Quoted passage:
##############################

September 24, 2020, 6-8:00pm

1 or 2 Things to Consider When Staging Oral Histories of Black and Brown Trauma

ONLINE with Nikki Yeboah
The (M)others is an oral history performance that explores the stories of four women brought together by the unimaginable experience of losing a loved one to police violence. Workshop attendees are invited to witness a Zoom production of The (M)others and join Nikki for a talkback about the project, her process, and black feminist methods for staging racial trauma.

October 8, 2020, 6-8:00pm

Capturing Narratives of Displacement, Divestment, and Dehumanization

ONLINE with Sarita Daftary
In this session, Sarita Daftary will discuss her work on the East New York Oral History Project and the Rikers Public Memory Project. The Rikers Public Memory Project is a community-based, participatory initiative through which our collective stories about the impact of Rikers are activated to envision a more just NYC and initiate a community truth and healing process. Sarita will discuss these projects in the context of building power to challenge dominant narratives about Black communities, about wealth, and about people who have been incarcerated.

November 5, 2020, 1-4:00 pm

Empowering Youth Through Indigenous Stories

ONLINE with Sara Sinclair and Suzanne Methot
This workshop will explore how oral history can form the foundation of educational materials designed to challenge oppressive power dynamics. We will explore how the book’s narratives and accompanying curriculum can return the power of the stories to Indigenous youth through teaching materials that are designed to amplify Indigenous voices and embrace Indigenous determinants of educational success.  

November 12, 2020, 6-8:00pm

Noopiming: The Cure For White Ladies

ONLINE with Leanne Betasamosake Simpson
Weaving story, song and film, Leanne explores the orality of her new work Noopiming: The Cure For White Ladies, published this fall by the House of Anansi Press, and forthcoming in the US in the Winter of 2020 from the University of Minnesota Press. The novel combines narrative and poetic fragments through a careful and fierce reclamation of Anishinaabe aesthetics.

##############################

Information provided:
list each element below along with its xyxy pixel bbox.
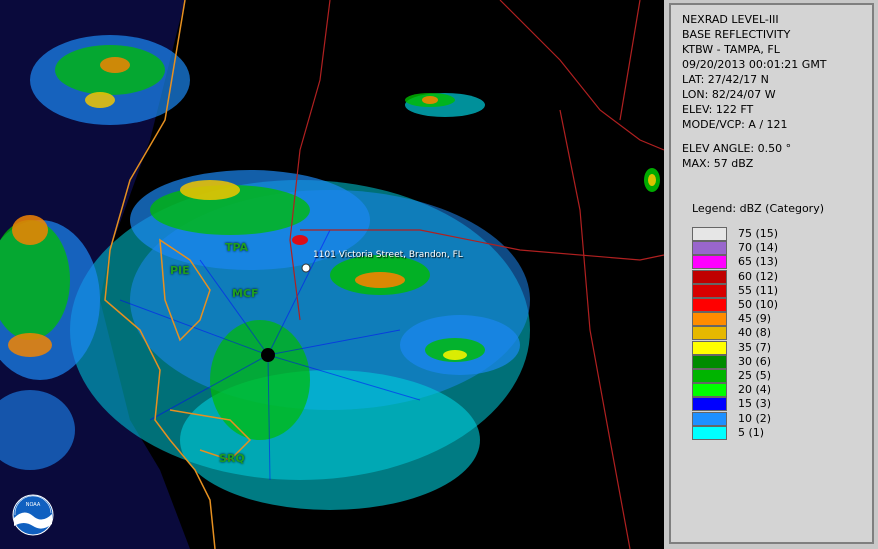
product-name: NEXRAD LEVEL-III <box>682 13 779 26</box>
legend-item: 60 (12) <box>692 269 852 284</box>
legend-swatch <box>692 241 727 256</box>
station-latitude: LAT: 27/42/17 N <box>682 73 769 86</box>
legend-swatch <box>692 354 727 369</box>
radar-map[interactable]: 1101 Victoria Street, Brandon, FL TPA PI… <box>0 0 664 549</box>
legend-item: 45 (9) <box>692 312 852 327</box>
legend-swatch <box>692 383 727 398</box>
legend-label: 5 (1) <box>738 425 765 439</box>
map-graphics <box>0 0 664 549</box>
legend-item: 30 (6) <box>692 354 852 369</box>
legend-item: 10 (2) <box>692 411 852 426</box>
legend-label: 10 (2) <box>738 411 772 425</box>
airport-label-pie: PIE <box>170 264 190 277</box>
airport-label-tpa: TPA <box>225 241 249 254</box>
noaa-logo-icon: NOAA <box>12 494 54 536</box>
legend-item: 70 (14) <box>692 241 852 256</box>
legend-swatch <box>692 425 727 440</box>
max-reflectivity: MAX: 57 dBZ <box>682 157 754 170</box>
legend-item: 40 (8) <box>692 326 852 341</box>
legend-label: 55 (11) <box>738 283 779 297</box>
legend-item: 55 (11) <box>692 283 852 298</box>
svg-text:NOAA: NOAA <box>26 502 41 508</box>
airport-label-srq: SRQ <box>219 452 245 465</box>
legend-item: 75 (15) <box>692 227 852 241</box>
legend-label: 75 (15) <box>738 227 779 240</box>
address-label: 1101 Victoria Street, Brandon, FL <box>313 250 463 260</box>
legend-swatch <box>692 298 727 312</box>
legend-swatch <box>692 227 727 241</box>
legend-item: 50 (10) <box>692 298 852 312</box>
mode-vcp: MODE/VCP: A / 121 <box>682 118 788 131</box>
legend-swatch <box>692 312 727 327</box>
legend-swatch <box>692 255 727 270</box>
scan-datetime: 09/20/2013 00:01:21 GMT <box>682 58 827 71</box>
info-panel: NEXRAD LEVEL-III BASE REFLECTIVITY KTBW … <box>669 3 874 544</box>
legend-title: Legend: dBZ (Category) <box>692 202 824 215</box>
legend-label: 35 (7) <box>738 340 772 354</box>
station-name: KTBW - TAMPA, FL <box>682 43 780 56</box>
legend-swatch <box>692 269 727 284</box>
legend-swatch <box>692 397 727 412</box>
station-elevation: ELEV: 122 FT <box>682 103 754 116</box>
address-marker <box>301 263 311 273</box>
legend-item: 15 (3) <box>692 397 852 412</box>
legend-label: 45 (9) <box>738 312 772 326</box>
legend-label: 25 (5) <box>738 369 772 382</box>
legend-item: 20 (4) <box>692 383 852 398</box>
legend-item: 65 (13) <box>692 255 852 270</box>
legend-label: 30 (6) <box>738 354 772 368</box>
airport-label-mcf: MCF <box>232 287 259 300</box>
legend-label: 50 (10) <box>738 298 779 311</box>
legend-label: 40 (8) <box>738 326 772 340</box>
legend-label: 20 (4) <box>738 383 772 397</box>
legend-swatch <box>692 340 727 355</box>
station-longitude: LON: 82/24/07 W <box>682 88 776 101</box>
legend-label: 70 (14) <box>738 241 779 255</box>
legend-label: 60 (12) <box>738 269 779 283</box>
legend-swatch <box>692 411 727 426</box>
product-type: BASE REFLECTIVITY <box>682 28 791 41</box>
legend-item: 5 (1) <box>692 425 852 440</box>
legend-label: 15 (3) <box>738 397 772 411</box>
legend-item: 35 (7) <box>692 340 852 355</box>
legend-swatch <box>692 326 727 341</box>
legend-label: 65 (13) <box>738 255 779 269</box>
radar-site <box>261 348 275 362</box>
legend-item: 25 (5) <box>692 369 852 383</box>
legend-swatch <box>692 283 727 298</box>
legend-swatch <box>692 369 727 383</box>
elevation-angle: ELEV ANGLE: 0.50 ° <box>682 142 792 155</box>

##############################

Required tasks:
A - According to the workshop schedule, which press published Noopiming: The Cure For White Ladies this fall?
B - Please continue the workshop schedule from the point where it stops.

Exercise answers:
A - House of Anansi Press

B -
 
 

Photograph is an image of Prof. Baik’s mother who grew up during the Park Chung-hee military dictatorship era in Korea.

November 19, 2020, 6-8:00pm

“The War Is Not A Bomber Jet Anymore”: Reencountering the Korean War through Aural History

ONLINE with Crystal Baik and Nodutdol
What does it mean to live with a 70-year war when its manifestations, hypervisible and deeply sensed, are perceived as everyday formations delinked from militarized violence and state brutality? Professor Crystal Mun-hye Baik and members of Nodutdol for Korean Community Development address this question by discussing the Intergenerational Korean American Oral History Project, a diasporic memory archive that encompasses contested stories of dispossession, militarized migration, and fraught relationships anchored in the un-ended Korean War.

December 2, 2021, 7-8:30pm

The NYC Trans Oral History Project and Rethinking Oral History Methodology

ONLINE with Michelle O’Brien
The NYC Trans Oral History Project (NYC TOHP) is a vibrant, growing online archive of 200 interviews with trans New Yorkers sharing their life stories. In this presentation, Michelle will outline the work of NYC TOHP, and explain the rationale for these unusual choices, and how they contribute to making the interviews useable by trans communities themselves. 

 
 

Spring 2021

February 18, 2021, 6:10-7:30pm

Land Back! The Importance of Oral History in First Nation Land Claims Cases

With Winona Wheeler
This workshop will explore the role that Indigenous oral histories play in land claims cases from the perspective of a land claims researcher.

February 25, 2021, 6:10-7:30pm

Changing the Narrative on Gun Violence: Survivors Want You to ‘Sit Down and Listen’

With Holly Werner-Thomas
Holly Werner-Thomas centers the life stories of people directly affected by gun violence. In this session, Holly will discuss how their personal testimony challenges dominant narratives about crime and safety – narratives that drive current policy – and her own efforts towards amplifying their too-often-ignored voices. 

March 11, 2021, 6:10-7:30pm

Documenting State Violence, Building Archives of Survival

With Gabriel Solis
This workshop reframes archives of violence as archives of survival, which hold a multidimensional and multidirectional power to transform people, beliefs, and cultures in the context of the work of the Texas After Violence Project.

March 18, 2021, 6:10-7:30pm

Editing for the Mass Market: Tips and Tidbits from the Queens Night Market Vendor Stories Oral History Project

With Storm Garner
In this event, Storm will discuss the ins and outs, boons and pitfalls of her collaborations with editors, producers, narrators and journalists on public-facing, mass-media works derived from recent oral histories, hoping to encourage more oral historians to dare to play to a larger audience, while remaining wary of likely constraints. Participants will have an opportunity to try some writing and editing exercises from Storm’s projects and compare notes as a group.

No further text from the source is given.